--- start Listed entries ---
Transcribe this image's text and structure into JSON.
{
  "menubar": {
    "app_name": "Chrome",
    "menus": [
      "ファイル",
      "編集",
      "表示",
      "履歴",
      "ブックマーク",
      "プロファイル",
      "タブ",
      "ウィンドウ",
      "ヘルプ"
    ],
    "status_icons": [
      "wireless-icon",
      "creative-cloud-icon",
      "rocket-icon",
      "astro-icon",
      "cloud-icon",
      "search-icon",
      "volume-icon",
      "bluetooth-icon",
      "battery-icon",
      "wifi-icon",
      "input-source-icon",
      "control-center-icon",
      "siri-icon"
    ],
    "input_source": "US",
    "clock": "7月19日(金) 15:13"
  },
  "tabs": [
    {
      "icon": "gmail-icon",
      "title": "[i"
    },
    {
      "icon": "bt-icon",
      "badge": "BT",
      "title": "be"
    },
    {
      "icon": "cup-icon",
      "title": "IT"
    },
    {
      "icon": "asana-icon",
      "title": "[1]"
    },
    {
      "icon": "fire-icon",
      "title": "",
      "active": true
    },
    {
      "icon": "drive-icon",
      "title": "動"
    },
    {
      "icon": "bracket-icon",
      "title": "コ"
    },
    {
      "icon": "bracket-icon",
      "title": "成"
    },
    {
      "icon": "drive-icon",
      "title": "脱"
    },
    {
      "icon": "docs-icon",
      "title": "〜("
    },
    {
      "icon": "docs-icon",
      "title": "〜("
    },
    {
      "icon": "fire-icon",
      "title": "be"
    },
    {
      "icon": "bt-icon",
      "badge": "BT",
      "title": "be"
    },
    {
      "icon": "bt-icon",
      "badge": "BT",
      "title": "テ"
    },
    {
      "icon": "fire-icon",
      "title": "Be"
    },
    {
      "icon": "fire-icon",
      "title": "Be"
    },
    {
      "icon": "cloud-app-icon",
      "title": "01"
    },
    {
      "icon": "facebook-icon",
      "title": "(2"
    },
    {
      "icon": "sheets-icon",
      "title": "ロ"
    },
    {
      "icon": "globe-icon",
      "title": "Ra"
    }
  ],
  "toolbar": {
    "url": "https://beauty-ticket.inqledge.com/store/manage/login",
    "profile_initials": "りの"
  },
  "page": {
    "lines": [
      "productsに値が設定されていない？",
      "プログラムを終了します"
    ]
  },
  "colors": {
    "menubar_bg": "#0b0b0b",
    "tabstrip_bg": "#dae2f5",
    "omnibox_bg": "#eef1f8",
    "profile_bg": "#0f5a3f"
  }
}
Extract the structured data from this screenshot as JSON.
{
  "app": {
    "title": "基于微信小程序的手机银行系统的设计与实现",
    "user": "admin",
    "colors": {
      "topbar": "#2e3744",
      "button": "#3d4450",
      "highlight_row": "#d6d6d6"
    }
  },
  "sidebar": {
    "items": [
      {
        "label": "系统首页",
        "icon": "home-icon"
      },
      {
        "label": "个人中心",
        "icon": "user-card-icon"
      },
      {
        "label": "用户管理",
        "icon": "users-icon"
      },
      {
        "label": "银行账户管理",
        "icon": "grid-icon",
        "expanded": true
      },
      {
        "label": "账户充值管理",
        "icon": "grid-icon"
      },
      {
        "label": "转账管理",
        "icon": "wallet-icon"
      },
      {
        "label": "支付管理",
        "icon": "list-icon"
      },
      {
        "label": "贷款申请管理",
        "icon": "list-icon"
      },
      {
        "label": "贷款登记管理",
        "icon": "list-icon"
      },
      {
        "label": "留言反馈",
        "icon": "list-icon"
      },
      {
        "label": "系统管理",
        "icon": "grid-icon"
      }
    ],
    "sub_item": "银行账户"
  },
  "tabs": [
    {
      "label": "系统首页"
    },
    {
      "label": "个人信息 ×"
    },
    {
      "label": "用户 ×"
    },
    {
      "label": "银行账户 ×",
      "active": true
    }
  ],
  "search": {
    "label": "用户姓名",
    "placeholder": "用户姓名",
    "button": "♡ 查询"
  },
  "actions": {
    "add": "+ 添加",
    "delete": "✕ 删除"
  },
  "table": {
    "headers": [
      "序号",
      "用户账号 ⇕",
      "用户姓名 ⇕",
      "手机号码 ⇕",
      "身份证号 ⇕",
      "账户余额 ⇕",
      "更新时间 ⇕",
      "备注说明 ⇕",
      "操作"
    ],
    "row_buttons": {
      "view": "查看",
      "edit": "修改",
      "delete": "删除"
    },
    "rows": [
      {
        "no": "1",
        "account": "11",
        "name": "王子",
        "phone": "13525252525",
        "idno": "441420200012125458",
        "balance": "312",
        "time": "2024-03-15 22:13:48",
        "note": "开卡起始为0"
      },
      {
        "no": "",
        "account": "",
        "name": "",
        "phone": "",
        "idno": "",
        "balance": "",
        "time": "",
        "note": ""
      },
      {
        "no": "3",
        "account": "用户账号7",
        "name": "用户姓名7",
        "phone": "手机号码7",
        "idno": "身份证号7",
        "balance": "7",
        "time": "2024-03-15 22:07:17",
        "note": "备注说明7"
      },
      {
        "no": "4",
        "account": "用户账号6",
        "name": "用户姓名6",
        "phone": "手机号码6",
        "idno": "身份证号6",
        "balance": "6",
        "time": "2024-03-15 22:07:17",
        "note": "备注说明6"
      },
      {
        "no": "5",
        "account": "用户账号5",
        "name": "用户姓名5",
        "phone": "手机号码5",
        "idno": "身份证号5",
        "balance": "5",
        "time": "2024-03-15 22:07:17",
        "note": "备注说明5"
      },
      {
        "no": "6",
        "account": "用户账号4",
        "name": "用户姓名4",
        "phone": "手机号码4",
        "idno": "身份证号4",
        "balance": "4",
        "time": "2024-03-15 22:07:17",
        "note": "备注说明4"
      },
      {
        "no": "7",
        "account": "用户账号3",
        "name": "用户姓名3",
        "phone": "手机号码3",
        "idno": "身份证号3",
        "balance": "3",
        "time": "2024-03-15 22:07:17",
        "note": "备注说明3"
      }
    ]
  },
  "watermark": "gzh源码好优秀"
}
--- end Listed entries ---
## [Objective]
Read the data above. Pull out each line in which the string "balance" appears.

## [Expected answer]
        "balance": "312",
        "balance": "",
        "balance": "7",
        "balance": "6",
        "balance": "5",
        "balance": "4",
        "balance": "3",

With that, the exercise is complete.